--- EXERCISE INSTRUCTIONS ---
Scan the material below for the string "JSON", and copy every line where it shows up.
-- Start --
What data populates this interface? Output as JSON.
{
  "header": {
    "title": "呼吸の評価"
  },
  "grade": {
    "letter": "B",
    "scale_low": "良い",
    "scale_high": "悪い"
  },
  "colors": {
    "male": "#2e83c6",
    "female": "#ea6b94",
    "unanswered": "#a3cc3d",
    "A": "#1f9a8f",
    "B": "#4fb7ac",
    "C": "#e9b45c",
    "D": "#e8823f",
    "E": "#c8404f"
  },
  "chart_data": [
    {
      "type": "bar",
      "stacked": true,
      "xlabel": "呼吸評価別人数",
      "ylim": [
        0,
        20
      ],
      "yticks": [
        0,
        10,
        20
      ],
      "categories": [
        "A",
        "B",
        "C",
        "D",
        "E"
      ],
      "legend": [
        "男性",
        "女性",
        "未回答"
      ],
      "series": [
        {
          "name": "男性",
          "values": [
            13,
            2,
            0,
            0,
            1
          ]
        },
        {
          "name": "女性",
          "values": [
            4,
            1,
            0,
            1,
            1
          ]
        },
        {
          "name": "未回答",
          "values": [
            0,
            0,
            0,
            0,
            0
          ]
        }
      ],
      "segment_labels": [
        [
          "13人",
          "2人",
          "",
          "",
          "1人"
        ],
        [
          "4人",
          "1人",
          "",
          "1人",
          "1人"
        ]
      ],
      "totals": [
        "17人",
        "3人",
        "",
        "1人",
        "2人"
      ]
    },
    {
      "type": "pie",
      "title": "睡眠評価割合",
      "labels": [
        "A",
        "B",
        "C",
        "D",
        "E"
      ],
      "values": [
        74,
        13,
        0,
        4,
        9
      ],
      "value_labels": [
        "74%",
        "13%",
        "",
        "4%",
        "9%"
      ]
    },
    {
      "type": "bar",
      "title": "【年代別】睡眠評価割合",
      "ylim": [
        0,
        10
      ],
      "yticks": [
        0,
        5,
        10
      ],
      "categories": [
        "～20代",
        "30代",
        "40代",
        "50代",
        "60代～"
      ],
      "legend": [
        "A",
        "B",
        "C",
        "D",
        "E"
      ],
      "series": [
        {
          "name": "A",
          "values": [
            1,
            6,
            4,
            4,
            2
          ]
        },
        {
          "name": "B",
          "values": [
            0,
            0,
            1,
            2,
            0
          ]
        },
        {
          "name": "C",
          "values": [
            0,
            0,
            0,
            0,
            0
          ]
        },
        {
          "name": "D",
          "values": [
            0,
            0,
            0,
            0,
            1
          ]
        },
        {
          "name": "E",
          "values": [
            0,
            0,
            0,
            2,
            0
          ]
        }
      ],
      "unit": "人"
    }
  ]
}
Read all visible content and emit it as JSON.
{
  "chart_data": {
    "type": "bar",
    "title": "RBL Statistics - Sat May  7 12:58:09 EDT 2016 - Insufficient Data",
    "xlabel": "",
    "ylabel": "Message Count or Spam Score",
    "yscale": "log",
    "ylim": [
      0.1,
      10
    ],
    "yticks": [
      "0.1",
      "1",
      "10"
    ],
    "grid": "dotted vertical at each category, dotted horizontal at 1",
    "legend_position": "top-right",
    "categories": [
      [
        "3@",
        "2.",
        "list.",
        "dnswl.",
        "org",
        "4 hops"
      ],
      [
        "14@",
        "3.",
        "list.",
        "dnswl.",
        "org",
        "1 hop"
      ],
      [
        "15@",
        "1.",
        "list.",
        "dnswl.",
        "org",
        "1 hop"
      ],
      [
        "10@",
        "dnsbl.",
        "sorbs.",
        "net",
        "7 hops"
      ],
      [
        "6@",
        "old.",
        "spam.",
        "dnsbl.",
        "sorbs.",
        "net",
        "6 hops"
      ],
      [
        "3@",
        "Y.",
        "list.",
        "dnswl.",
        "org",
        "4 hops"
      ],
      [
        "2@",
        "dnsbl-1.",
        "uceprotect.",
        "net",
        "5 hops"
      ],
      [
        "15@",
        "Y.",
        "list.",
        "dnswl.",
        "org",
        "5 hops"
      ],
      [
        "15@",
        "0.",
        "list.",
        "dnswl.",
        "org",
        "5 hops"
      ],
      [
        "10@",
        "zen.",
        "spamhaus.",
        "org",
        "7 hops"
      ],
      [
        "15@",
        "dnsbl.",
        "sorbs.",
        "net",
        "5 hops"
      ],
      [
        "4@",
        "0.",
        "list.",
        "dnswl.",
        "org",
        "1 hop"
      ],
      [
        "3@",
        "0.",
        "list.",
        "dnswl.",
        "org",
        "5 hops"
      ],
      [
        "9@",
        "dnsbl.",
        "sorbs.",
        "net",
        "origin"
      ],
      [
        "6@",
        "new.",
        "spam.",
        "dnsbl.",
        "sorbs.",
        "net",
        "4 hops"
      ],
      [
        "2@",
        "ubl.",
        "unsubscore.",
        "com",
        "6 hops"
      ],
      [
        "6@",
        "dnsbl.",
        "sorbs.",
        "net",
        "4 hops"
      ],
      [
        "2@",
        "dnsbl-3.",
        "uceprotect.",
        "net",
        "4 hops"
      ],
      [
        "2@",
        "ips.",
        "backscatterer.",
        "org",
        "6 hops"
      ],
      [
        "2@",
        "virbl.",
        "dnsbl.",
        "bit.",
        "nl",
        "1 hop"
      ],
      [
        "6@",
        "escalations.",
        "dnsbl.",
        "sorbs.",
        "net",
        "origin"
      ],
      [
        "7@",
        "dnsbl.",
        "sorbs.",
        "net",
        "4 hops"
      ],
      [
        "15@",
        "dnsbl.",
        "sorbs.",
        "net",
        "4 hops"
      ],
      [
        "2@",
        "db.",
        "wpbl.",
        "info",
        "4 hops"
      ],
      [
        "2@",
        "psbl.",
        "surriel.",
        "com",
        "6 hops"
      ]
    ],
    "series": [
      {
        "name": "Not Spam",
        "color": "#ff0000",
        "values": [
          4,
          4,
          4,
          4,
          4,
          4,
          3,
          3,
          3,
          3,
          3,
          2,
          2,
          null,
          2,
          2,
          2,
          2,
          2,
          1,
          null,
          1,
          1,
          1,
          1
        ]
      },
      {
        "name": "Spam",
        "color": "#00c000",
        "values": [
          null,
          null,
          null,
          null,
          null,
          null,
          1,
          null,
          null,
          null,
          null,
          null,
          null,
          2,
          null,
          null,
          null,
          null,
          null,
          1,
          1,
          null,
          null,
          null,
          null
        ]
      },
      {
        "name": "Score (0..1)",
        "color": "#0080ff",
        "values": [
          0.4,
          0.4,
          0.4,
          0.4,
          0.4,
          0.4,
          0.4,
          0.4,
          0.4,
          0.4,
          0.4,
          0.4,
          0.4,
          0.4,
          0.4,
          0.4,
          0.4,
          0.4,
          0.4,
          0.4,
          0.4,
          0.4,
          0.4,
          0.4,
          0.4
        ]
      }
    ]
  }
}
-- End --
--- EXPECTED OUTPUT ---
What data populates this interface? Output as JSON.
Read all visible content and emit it as JSON.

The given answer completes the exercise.